To be done ▸ Please count the lines below that contain the word "salad", and reply with that number alone.

::: Exercise input

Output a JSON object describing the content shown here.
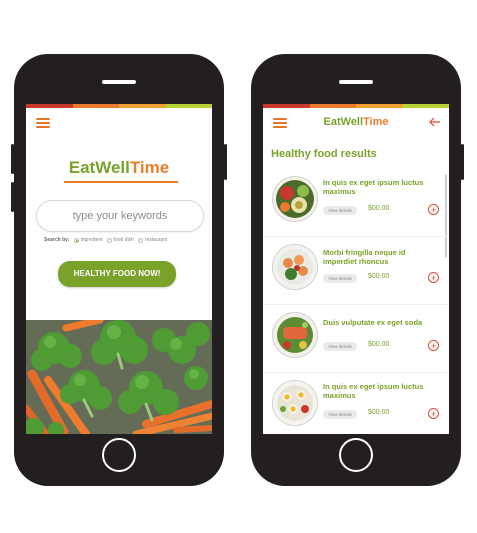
{
  "colors": {
    "brand_green": "#7aa22a",
    "brand_orange": "#ea7d2b",
    "accent_red": "#e04a3a",
    "phone_body": "#231f20",
    "stripe": [
      "#c9392b",
      "#ea7d2b",
      "#f0a033",
      "#b5d334"
    ]
  },
  "brand": {
    "part1": "EatWell",
    "part2": "Time"
  },
  "home": {
    "search_placeholder": "type your keywords",
    "search_by_label": "Search by:",
    "options": [
      {
        "label": "ingredient",
        "selected": true
      },
      {
        "label": "food dish",
        "selected": false
      },
      {
        "label": "restaurant",
        "selected": false
      }
    ],
    "cta_label": "HEALTHY FOOD NOW!"
  },
  "results": {
    "title": "Healthy food results",
    "items": [
      {
        "title": "In quis ex eget ipsum luctus maximus",
        "details_label": "View details",
        "price": "$00.00",
        "image": "salad-avocado"
      },
      {
        "title": "Morbi fringilla neque id imperdiet rhoncus",
        "details_label": "View details",
        "price": "$00.00",
        "image": "shrimp-plate"
      },
      {
        "title": "Duis vulputate ex eget soda",
        "details_label": "View details",
        "price": "$00.00",
        "image": "salmon-salad"
      },
      {
        "title": "In quis ex eget ipsum luctus maximus",
        "details_label": "View details",
        "price": "$00.00",
        "image": "egg-salad"
      }
    ]
  },
  "icons": {
    "menu": "hamburger-icon",
    "back": "arrow-left-icon",
    "add": "plus-circle-icon"
  }
}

::::::

Output ▸ 3